Below are entries. Pull out all lines containing "this".

[start of Listed entries]

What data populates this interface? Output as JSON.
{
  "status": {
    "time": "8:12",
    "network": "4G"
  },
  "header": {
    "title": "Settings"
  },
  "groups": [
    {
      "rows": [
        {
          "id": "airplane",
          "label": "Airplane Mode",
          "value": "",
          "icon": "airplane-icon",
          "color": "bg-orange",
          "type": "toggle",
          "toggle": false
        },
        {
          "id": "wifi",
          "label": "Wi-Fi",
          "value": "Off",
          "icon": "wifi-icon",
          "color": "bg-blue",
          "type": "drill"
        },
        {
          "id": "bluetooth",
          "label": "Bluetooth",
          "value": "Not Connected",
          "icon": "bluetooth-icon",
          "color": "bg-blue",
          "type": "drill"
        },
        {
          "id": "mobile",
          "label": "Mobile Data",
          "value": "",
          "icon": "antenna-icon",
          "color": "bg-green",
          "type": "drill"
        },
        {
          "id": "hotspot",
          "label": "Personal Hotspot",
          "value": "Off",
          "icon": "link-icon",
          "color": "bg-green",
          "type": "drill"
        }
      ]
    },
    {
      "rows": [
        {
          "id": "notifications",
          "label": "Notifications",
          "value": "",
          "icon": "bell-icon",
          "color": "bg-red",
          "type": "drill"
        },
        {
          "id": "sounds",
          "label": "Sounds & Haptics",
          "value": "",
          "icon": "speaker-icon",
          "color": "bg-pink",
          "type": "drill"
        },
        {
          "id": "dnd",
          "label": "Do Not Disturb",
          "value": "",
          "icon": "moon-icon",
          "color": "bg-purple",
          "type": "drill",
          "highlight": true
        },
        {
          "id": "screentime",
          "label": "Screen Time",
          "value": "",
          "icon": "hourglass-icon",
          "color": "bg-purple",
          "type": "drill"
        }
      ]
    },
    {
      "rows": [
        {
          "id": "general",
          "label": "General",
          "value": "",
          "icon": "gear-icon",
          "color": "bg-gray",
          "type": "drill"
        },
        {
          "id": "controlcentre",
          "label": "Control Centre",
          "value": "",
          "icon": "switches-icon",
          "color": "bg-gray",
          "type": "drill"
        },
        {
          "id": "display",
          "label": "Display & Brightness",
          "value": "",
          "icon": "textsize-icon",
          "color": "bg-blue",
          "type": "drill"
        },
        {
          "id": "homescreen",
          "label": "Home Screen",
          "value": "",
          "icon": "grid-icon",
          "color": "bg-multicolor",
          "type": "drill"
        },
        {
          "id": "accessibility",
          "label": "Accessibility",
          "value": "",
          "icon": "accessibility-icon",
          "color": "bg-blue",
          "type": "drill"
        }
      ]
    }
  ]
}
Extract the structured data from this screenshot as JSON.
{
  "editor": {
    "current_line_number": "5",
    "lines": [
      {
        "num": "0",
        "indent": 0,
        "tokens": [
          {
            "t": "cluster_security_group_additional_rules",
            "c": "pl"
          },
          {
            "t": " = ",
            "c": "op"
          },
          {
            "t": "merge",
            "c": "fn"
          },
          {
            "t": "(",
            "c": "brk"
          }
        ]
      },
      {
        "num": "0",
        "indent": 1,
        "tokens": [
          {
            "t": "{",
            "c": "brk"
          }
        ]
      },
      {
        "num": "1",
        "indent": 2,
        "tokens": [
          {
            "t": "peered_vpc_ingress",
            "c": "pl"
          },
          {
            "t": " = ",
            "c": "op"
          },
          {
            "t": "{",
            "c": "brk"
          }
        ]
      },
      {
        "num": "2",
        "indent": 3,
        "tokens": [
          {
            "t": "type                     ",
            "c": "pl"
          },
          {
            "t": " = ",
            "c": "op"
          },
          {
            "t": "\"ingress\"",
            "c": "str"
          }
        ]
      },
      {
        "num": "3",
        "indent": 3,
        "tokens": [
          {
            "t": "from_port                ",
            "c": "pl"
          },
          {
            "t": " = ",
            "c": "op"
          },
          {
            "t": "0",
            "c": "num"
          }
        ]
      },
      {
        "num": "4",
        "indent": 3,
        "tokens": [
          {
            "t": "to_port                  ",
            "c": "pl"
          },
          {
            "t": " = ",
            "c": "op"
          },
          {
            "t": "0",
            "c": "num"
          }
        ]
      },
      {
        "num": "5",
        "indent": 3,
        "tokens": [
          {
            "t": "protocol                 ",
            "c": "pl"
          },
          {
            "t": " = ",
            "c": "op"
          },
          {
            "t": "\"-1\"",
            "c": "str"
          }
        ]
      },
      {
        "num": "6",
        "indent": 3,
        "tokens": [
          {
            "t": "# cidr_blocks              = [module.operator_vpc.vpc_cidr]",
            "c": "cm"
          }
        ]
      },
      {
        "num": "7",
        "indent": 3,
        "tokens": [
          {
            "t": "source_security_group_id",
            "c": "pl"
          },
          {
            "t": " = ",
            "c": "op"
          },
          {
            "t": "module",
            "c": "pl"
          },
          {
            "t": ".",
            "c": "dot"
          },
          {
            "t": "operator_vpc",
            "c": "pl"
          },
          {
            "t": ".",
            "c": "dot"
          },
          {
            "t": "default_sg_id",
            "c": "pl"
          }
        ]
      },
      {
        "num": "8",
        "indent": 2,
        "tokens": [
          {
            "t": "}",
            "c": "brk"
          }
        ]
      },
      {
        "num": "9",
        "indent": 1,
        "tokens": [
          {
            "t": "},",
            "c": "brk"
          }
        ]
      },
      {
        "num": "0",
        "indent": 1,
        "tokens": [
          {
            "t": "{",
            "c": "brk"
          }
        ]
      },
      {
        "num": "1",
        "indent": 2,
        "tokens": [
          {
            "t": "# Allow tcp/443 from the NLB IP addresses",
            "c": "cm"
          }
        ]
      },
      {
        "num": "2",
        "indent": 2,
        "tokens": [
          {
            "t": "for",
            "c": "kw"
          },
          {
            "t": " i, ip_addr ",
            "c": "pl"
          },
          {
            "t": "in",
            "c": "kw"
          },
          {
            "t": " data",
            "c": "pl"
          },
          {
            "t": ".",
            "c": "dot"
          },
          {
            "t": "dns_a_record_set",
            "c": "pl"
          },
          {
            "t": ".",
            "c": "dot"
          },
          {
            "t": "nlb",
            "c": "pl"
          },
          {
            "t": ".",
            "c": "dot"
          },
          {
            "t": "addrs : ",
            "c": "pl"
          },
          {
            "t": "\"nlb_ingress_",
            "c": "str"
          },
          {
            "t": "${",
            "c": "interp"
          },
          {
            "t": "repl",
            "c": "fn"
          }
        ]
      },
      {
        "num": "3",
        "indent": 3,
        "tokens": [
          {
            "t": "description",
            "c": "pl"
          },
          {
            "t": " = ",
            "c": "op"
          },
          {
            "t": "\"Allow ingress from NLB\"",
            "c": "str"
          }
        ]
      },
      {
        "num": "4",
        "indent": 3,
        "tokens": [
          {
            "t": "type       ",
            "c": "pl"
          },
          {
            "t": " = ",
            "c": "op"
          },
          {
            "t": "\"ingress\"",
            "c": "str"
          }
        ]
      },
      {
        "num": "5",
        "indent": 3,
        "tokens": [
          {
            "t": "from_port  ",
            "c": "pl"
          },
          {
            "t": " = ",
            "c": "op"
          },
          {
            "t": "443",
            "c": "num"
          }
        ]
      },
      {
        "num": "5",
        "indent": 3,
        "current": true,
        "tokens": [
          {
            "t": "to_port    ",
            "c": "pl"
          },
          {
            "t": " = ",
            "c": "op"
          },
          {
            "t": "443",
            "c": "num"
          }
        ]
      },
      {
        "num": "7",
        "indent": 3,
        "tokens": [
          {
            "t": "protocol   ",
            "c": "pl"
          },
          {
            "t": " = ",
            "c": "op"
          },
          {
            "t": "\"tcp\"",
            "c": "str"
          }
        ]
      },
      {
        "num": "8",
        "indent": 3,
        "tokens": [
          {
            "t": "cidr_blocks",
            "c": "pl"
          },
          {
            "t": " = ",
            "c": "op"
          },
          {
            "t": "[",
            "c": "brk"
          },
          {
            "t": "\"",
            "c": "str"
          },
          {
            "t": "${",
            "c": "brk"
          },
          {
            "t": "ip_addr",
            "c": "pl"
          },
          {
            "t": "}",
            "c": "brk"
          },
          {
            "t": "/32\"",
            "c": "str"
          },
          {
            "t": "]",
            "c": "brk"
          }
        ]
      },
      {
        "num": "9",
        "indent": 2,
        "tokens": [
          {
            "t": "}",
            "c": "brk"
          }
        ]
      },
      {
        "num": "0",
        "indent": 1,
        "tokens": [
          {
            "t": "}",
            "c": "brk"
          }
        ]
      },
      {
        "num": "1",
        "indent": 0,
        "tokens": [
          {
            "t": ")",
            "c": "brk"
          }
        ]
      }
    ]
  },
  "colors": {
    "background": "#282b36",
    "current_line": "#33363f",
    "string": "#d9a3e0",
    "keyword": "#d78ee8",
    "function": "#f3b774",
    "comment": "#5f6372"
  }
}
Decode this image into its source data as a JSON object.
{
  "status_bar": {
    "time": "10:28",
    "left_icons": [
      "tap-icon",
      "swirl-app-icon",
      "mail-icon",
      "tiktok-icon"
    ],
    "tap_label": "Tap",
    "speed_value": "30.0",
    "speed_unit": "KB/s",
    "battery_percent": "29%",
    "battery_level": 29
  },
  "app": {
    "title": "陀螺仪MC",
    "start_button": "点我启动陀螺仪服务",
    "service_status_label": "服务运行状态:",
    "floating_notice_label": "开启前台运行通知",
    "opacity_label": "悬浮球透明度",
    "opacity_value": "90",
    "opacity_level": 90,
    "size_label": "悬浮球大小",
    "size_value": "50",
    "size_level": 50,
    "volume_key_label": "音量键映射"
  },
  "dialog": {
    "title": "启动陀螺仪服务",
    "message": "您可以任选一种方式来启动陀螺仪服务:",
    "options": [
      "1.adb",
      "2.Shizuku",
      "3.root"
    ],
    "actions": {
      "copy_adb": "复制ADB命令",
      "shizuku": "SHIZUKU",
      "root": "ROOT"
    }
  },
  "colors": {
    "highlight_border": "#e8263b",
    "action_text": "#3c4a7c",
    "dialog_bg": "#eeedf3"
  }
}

[end of Listed entries]

_Output of the task_
What data populates this interface? Output as JSON.
Extract the structured data from this screenshot as JSON.
Decode this image into its source data as a JSON object.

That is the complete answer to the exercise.